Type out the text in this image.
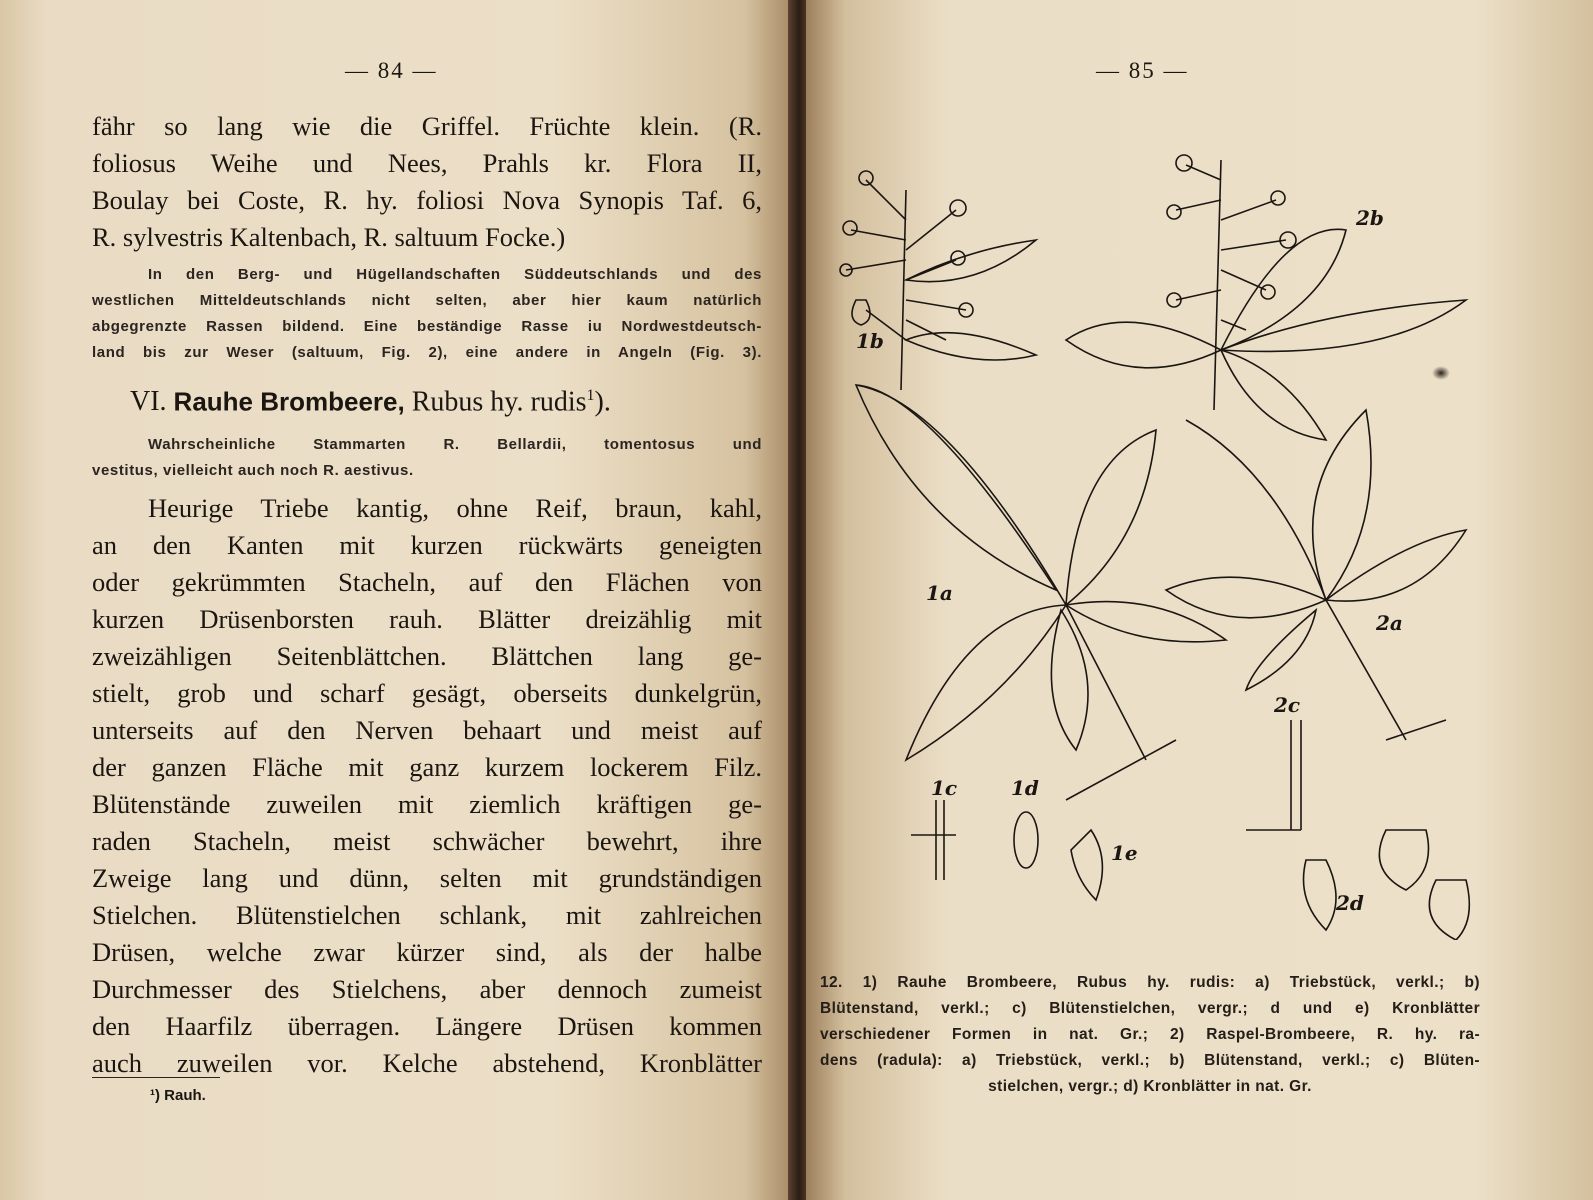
— 84 —

fähr so lang wie die Griffel. Früchte klein. (R.
foliosus Weihe und Nees, Prahls kr. Flora II,
Boulay bei Coste, R. hy. foliosi Nova Synopis Taf. 6,
R. sylvestris Kaltenbach, R. saltuum Focke.)

In den Berg- und Hügellandschaften Süddeutschlands und des
westlichen Mitteldeutschlands nicht selten, aber hier kaum natürlich
abgegrenzte Rassen bildend. Eine beständige Rasse iu Nordwestdeutsch-
land bis zur Weser (saltuum, Fig. 2), eine andere in Angeln (Fig. 3).

VI. Rauhe Brombeere, Rubus hy. rudis$^1$).

Wahrscheinliche Stammarten R. Bellardii, tomentosus und
vestitus, vielleicht auch noch R. aestivus.

Heurige Triebe kantig, ohne Reif, braun, kahl,
an den Kanten mit kurzen rückwärts geneigten
oder gekrümmten Stacheln, auf den Flächen von
kurzen Drüsenborsten rauh. Blätter dreizählig mit
zweizähligen Seitenblättchen. Blättchen lang ge-
stielt, grob und scharf gesägt, oberseits dunkelgrün,
unterseits auf den Nerven behaart und meist auf
der ganzen Fläche mit ganz kurzem lockerem Filz.
Blütenstände zuweilen mit ziemlich kräftigen ge-
raden Stacheln, meist schwächer bewehrt, ihre
Zweige lang und dünn, selten mit grundständigen
Stielchen. Blütenstielchen schlank, mit zahlreichen
Drüsen, welche zwar kürzer sind, als der halbe
Durchmesser des Stielchens, aber dennoch zumeist
den Haarfilz überragen. Längere Drüsen kommen
auch zuweilen vor. Kelche abstehend, Kronblätter

¹) Rauh.
— 85 —
1b
2b
1a
2a
2c
1c	1d
1e
2d
12. 1) Rauhe Brombeere, Rubus hy. rudis: a) Triebstück, verkl.; b)
Blütenstand, verkl.; c) Blütenstielchen, vergr.; d und e) Kronblätter
verschiedener Formen in nat. Gr.; 2) Raspel-Brombeere, R. hy. ra-
dens (radula): a) Triebstück, verkl.; b) Blütenstand, verkl.; c) Blüten-
stielchen, vergr.; d) Kronblätter in nat. Gr.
--------------------------------------------------
■ What needs to be done
Search the records for the word "verkl". Copy every line that has it.

■ Full answer
12. 1) Rauhe Brombeere, Rubus hy. rudis: a) Triebstück, verkl.; b)
Blütenstand, verkl.; c) Blütenstielchen, vergr.; d und e) Kronblätter
dens (radula): a) Triebstück, verkl.; b) Blütenstand, verkl.; c) Blüten-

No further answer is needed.